* [Problem statement]: Set down each entry exactly as given; pictures should not appear in the copy.

* [The data]:

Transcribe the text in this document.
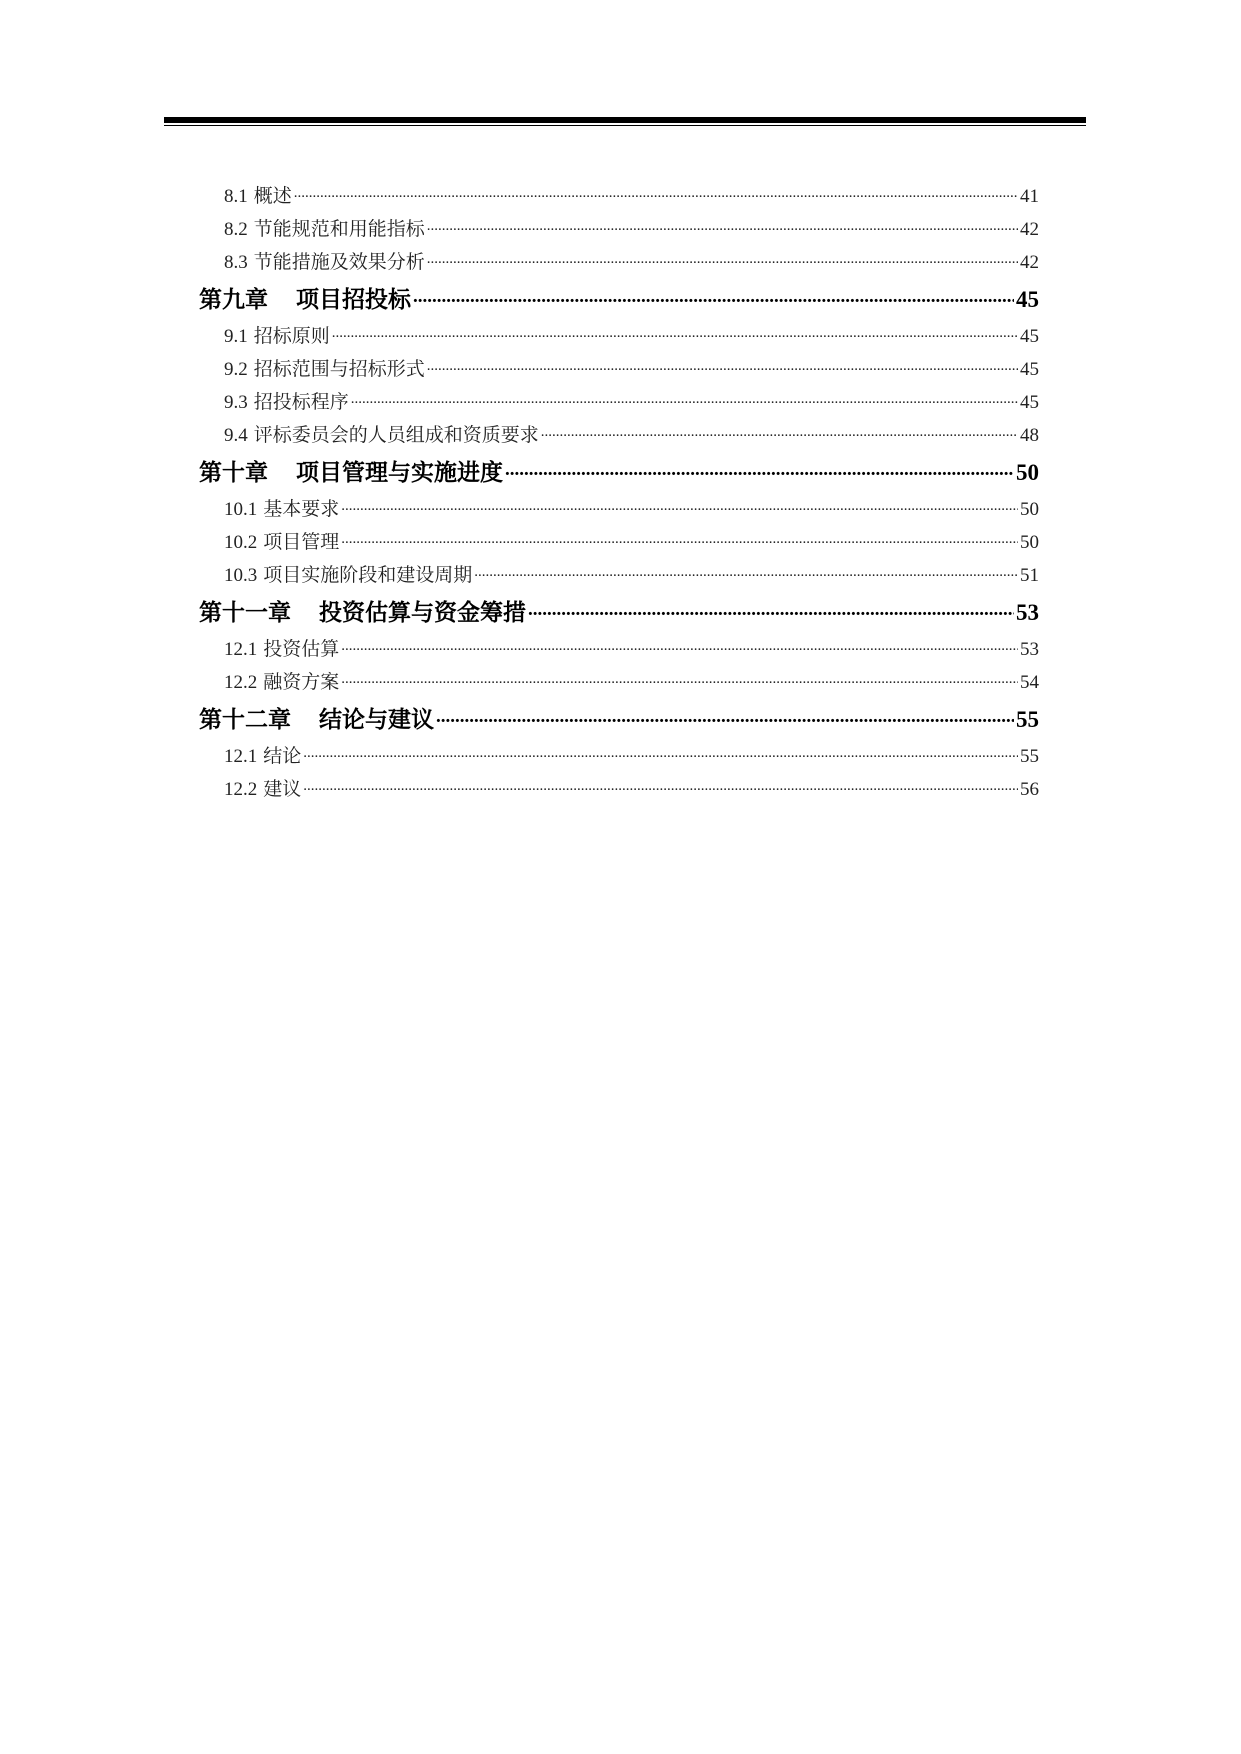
8.1 概述 .....	41
8.2 节能规范和用能指标 .....	42
8.3 节能措施及效果分析 .....	42
第九章 项目招投标 .....	45
9.1 招标原则 .....	45
9.2 招标范围与招标形式 .....	45
9.3 招投标程序 .....	45
9.4 评标委员会的人员组成和资质要求 .....	48
第十章 项目管理与实施进度 .....	50
10.1 基本要求 .....	50
10.2 项目管理 .....	50
10.3 项目实施阶段和建设周期 .....	51
第十一章 投资估算与资金筹措 .....	53
12.1 投资估算 .....	53
12.2 融资方案 .....	54
第十二章 结论与建议 .....	55
12.1 结论 .....	55
12.2 建议 .....	56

* [The result]:
Transcribe the text in this document.
8.1 概述 .....	41
8.2 节能规范和用能指标 .....	42
8.3 节能措施及效果分析 .....	42
第九章 项目招投标 .....	45
9.1 招标原则 .....	45
9.2 招标范围与招标形式 .....	45
9.3 招投标程序 .....	45
9.4 评标委员会的人员组成和资质要求 .....	48
第十章 项目管理与实施进度 .....	50
10.1 基本要求 .....	50
10.2 项目管理 .....	50
10.3 项目实施阶段和建设周期 .....	51
第十一章 投资估算与资金筹措 .....	53
12.1 投资估算 .....	53
12.2 融资方案 .....	54
第十二章 结论与建议 .....	55
12.1 结论 .....	55
12.2 建议 .....	56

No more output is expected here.